━━━━━ Dataset

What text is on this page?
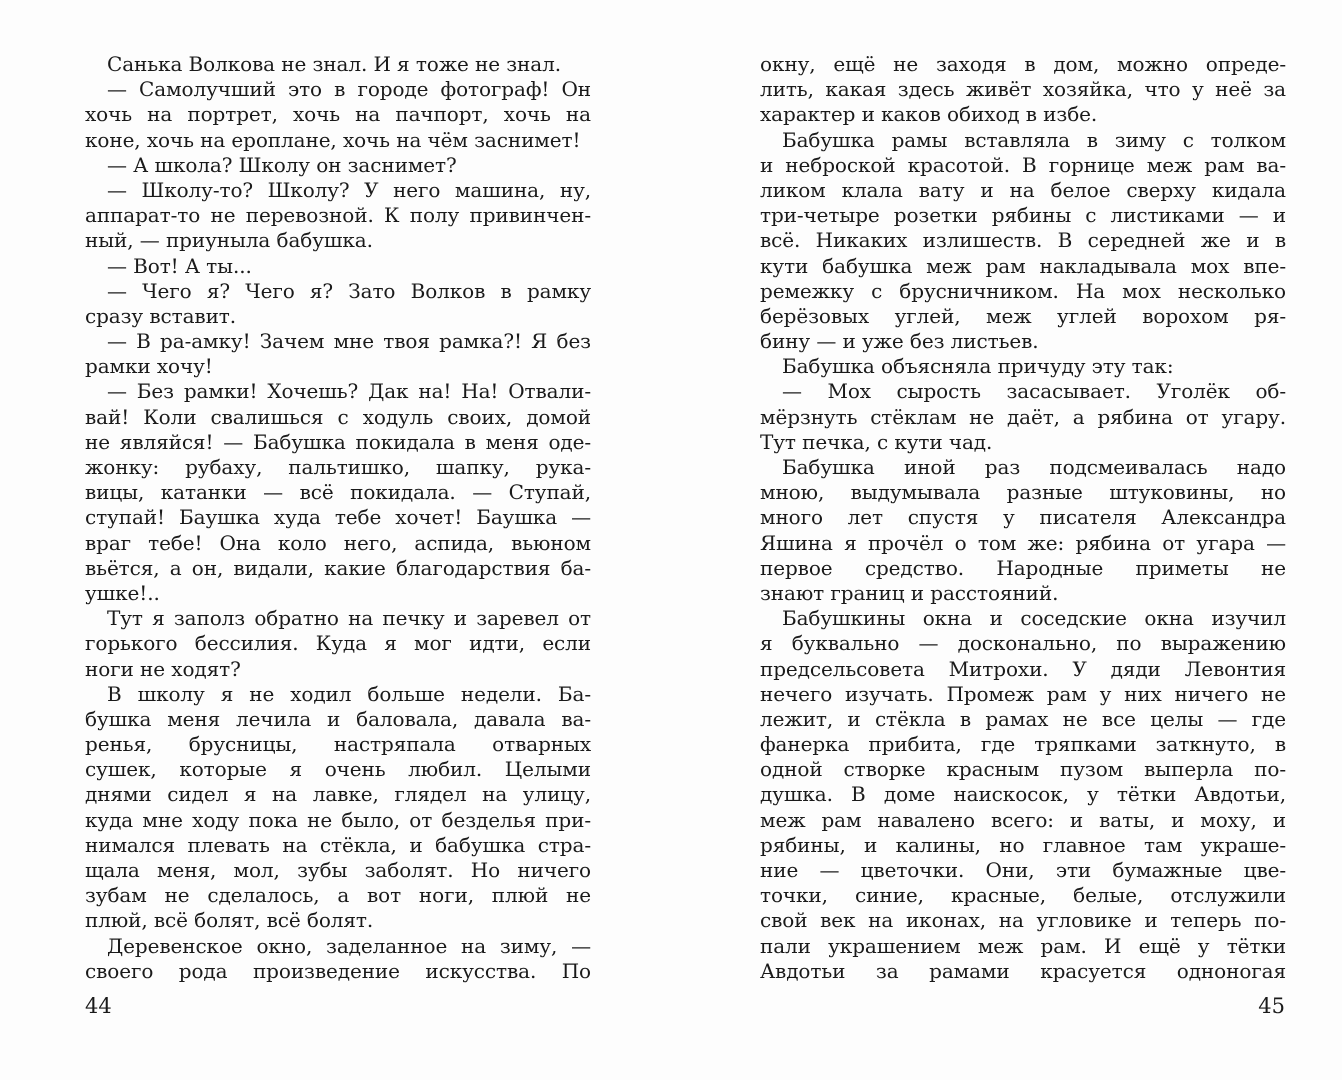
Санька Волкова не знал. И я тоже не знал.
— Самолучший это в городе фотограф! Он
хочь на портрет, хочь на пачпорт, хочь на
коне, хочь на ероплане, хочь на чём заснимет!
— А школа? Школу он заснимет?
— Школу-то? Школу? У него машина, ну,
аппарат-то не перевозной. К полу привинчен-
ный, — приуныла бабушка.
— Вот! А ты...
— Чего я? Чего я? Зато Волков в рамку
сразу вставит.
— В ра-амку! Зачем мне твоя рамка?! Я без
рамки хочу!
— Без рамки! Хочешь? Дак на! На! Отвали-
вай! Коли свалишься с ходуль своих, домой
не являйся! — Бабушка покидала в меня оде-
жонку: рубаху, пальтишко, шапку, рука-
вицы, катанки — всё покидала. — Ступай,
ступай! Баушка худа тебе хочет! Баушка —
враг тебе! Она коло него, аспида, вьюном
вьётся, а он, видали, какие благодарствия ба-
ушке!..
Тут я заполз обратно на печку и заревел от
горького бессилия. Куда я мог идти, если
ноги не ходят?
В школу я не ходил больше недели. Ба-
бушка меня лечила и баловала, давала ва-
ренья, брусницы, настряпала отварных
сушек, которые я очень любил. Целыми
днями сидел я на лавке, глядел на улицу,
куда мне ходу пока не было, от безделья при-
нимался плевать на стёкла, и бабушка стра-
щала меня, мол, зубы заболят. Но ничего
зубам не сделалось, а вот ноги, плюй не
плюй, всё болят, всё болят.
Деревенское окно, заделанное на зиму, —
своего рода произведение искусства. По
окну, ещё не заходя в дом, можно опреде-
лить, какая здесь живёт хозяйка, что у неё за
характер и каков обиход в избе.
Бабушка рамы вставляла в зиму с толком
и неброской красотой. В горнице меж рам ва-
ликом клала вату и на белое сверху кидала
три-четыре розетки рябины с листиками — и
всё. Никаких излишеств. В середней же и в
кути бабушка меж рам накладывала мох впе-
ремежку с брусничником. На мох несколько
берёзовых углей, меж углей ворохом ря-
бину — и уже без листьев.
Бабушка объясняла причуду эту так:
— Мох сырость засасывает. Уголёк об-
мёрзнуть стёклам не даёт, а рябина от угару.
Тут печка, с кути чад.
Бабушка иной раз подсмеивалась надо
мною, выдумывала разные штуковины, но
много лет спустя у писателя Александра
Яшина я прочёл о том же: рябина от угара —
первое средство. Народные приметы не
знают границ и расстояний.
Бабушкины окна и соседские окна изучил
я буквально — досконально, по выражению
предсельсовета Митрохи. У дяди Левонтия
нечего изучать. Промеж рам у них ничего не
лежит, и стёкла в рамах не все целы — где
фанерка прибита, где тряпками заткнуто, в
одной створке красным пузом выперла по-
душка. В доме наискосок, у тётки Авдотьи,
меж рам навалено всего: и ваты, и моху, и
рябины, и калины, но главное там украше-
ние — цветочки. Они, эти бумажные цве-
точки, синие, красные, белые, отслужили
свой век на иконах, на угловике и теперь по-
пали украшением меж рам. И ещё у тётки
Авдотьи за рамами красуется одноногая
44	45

━━━━━━━━━━
━━━━━ Dataset

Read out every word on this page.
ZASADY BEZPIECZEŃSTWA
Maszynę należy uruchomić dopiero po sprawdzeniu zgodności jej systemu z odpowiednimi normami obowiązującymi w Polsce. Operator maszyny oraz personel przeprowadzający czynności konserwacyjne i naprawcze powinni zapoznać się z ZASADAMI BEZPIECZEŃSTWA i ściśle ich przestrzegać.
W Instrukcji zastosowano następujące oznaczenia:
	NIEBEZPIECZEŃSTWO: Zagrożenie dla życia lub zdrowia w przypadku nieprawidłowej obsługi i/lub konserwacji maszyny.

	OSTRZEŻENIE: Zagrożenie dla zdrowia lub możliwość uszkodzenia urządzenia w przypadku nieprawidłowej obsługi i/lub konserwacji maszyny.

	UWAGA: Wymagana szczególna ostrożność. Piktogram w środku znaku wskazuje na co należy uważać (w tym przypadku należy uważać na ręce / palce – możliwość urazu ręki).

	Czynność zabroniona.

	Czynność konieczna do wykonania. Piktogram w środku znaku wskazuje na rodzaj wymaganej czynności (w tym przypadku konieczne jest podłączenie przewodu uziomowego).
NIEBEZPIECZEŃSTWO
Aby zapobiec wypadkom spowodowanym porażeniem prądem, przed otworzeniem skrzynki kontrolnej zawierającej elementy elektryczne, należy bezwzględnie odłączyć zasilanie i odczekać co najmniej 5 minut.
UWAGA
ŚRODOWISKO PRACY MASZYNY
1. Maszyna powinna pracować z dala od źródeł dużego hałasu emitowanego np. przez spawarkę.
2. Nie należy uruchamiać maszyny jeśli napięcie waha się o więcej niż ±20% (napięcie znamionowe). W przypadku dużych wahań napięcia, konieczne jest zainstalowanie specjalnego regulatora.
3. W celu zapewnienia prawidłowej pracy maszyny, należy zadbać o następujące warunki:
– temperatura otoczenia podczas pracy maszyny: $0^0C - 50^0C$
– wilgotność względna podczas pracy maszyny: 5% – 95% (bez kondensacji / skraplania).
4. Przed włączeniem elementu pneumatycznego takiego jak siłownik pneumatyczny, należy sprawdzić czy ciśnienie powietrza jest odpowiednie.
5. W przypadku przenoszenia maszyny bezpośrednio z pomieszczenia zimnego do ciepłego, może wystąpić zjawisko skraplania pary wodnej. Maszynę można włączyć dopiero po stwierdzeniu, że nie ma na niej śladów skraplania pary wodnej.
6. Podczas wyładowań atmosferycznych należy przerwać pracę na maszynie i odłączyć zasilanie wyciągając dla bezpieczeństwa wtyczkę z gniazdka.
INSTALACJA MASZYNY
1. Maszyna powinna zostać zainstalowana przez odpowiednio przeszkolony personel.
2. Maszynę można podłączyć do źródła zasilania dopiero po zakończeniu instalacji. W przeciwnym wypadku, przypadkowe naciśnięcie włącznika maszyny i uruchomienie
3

━━━━━━━━━━

▶ [Stated task]
Find the lines above that contain the word "рябины" and collect them.

▶ [Full output]
три-четыре розетки рябины с листиками — и
рябины, и калины, но главное там украше-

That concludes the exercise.